→ **STATED EXERCISE**
In the hiring-mistake excerpt below, condense the paragraph that begins "Ensure the data analytics leader has rotations" into a short bulleted list that keeps its main facts.

→ **PAGE EXCERPT**
>> BEGIN
What To Do About Common Hiring Mistake #4:

Ensure the data analytics leader has rotations in all aspects of data analytics. In many roles today, the analytics leader is a C-level executive. Therefore, business knowledge, industry knowledge, and deep knowledge and experience in data analytics are essential. Some of the best analytics leaders have done rotations supporting the different product or customer types. They have come up the ranks by managing the various sub-components of analytics: insights, modeling, BI, data science, data strategy and governance, mar tech, execution, and more. This is an essential point: each team under the data analytics leader will think the CDAO practice or function is all about only what they do, often saying we have everything covered when they don't. The pain points are so much broader.

Cross-industry knowledge can be helpful as it can bring a different or outside perspective. However, it is essential not to underestimate the critical value of having a data analytics executive (or at the very least the team under them) who has mastery of your own industry's data if possible. There can be some crossovers if the role is acting, and the first CDAO will start the function with a plan to upskill or bring industry expertise in later.
>> END
→ **DATA EXTRACT**
>> BEGIN
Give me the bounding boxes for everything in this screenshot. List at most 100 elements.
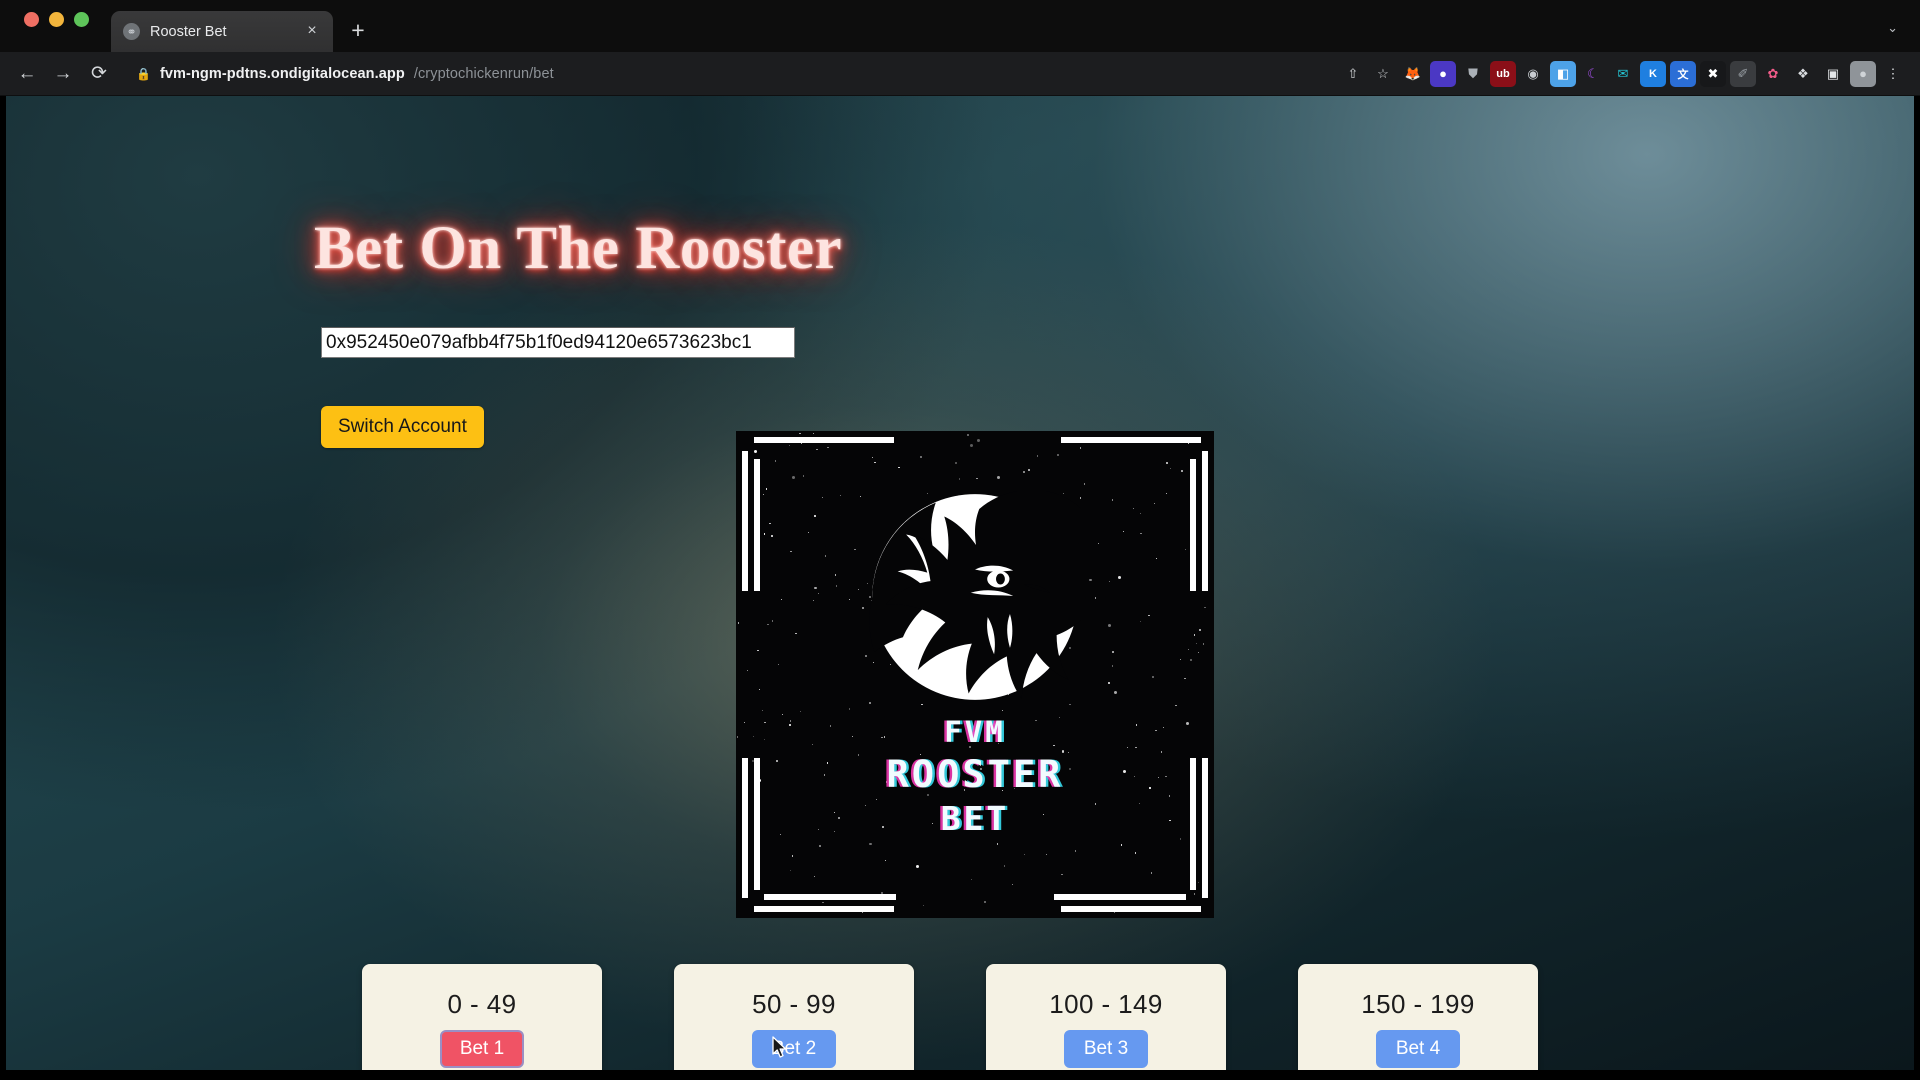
>> END
→ **FINISHED EXERCISE**
- The data analytics leader should have rotations in all aspects of data analytics.
- Because the role is often C-level, business knowledge, industry knowledge, and deep analytics knowledge and experience are essential.
- Many of the best leaders have supported different product or customer types. They rose by managing analytics sub-components such as insights, modeling, BI, data science, data strategy and governance, mar tech, and execution.
- Each team under the leader tends to see the CDAO function as only its own work and may claim everything is covered when it isn't. The pain points are much broader.